**Task prompt**
Pick out all lines of the entries that include the word "суммарные" and copy them.

########################################

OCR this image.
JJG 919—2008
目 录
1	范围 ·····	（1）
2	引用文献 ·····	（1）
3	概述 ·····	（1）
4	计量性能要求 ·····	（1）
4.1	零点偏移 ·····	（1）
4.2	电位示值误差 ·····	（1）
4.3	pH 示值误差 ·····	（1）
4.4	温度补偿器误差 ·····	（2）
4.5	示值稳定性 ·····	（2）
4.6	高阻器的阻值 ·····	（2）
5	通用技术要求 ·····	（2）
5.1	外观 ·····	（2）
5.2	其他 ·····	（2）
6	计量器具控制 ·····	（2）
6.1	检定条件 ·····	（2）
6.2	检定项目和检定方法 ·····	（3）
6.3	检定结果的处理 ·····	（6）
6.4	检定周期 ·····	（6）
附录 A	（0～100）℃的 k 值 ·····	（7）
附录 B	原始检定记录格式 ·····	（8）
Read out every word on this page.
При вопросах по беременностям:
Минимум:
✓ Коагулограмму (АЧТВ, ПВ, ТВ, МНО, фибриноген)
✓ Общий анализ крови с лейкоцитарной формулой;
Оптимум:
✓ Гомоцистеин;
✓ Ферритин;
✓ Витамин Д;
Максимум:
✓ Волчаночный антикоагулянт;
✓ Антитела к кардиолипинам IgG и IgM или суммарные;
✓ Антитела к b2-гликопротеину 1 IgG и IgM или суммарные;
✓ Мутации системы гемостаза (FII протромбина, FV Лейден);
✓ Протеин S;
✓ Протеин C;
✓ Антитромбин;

########################################

**The result**
✓ Антитела к кардиолипинам IgG и IgM или суммарные;
✓ Антитела к b2-гликопротеину 1 IgG и IgM или суммарные;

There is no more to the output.